*Data rows*.
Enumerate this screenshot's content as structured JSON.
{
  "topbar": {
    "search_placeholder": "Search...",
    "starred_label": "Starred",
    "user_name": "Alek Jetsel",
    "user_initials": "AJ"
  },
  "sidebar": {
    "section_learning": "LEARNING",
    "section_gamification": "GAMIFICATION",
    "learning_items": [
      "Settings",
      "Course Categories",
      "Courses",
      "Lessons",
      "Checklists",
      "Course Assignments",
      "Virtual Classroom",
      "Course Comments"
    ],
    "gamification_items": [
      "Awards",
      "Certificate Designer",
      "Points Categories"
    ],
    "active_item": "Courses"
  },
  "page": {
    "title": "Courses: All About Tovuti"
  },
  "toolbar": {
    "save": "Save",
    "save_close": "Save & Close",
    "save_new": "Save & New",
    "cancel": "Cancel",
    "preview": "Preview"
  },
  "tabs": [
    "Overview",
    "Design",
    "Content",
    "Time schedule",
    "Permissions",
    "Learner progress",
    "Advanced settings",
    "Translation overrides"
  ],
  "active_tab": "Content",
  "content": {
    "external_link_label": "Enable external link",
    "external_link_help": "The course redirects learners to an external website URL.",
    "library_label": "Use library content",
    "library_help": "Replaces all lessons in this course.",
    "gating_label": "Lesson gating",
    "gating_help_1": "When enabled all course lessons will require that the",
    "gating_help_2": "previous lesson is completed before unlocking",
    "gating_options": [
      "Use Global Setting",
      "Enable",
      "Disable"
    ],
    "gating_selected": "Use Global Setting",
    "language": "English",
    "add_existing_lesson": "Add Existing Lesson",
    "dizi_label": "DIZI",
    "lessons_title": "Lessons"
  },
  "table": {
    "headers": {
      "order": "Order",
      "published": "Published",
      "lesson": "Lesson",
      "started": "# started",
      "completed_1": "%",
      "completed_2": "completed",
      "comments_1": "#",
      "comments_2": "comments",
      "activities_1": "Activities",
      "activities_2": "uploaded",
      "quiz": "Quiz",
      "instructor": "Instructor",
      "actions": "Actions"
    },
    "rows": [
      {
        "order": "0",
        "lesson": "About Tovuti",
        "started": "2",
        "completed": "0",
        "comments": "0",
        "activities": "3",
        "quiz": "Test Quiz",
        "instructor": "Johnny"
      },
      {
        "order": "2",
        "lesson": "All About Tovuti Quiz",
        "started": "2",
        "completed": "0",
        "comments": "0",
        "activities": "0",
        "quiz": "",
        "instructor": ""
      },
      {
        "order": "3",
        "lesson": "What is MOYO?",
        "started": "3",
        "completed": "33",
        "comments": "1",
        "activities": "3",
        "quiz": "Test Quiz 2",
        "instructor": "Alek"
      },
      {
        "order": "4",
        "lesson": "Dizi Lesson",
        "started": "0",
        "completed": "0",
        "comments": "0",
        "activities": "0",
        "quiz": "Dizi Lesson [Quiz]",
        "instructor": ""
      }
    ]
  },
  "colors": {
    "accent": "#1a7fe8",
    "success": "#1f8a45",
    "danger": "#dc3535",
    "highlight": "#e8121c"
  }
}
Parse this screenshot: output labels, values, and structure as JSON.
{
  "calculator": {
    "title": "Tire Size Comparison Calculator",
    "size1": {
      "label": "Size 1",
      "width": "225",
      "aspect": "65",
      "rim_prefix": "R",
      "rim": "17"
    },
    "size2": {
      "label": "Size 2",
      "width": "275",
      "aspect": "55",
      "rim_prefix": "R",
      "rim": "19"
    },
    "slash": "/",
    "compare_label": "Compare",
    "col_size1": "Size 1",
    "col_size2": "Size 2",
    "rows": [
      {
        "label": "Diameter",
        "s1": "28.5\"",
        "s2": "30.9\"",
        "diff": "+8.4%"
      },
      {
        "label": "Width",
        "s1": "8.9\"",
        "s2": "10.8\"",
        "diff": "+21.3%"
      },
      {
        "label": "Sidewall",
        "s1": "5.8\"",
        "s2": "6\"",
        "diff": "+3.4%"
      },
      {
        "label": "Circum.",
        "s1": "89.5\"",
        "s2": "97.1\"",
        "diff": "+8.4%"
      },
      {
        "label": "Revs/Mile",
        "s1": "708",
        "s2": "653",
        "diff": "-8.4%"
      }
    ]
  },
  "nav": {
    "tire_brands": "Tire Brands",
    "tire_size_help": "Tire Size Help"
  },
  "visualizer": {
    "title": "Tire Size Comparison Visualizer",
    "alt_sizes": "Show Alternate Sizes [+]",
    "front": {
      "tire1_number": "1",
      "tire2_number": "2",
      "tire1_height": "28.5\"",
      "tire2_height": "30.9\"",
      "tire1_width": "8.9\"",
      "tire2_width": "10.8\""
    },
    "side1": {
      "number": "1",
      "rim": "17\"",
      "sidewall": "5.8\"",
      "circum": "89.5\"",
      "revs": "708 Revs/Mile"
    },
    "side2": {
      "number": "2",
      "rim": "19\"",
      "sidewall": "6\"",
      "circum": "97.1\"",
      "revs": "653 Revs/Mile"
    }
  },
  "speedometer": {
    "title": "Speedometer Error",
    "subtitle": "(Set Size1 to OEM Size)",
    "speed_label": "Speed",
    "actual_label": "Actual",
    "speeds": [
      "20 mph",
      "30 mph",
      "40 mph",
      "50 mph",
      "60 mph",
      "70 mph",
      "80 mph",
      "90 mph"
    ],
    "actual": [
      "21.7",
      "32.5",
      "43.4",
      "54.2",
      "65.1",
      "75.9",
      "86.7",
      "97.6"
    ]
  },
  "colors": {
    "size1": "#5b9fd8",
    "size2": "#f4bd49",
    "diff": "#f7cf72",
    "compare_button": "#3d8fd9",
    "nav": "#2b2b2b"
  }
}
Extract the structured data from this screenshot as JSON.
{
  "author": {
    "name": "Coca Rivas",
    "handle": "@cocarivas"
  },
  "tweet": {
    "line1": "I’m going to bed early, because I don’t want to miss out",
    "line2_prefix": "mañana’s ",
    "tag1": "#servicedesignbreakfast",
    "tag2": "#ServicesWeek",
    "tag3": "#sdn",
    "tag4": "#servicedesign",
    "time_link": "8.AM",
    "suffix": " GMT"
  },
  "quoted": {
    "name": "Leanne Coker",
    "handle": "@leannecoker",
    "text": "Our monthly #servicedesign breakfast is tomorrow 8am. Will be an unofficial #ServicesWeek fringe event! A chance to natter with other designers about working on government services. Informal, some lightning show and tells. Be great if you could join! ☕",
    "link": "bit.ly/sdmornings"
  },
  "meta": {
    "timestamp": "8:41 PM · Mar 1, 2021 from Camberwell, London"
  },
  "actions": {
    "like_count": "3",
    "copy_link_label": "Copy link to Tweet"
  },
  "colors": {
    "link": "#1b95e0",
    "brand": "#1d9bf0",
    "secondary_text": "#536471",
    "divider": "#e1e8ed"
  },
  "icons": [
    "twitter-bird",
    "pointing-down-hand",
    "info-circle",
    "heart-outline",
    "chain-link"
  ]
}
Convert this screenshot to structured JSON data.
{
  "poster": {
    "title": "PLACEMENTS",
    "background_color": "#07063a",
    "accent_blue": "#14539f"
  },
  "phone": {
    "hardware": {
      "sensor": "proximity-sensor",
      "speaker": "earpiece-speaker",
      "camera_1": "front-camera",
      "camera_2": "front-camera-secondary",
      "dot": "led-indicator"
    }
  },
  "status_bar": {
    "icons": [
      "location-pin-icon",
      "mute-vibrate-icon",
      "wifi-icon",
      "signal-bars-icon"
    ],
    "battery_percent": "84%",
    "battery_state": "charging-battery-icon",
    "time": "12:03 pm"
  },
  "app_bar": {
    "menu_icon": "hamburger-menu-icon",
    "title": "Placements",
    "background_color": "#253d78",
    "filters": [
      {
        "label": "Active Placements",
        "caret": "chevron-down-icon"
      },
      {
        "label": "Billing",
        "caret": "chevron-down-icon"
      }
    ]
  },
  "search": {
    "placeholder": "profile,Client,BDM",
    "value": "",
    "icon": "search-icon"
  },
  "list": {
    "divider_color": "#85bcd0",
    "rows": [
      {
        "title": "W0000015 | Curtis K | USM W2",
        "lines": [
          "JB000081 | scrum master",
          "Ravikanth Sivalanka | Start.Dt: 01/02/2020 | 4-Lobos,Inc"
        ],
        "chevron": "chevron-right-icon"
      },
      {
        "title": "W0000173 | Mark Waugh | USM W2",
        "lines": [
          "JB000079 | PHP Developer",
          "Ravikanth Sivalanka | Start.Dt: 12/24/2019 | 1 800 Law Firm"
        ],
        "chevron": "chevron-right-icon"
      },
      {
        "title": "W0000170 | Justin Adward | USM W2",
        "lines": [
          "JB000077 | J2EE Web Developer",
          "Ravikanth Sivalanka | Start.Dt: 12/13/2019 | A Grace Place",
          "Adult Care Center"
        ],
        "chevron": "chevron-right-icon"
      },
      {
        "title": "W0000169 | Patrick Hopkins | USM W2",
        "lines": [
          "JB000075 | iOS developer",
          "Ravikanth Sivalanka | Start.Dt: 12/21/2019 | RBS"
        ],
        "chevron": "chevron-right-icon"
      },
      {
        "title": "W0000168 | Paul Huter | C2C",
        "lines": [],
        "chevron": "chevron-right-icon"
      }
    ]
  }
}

*Written problem*. Find the lines with the string "handle" and reproduce them.

*Solution for this task*.
    "handle": "@cocarivas"
    "handle": "@leannecoker",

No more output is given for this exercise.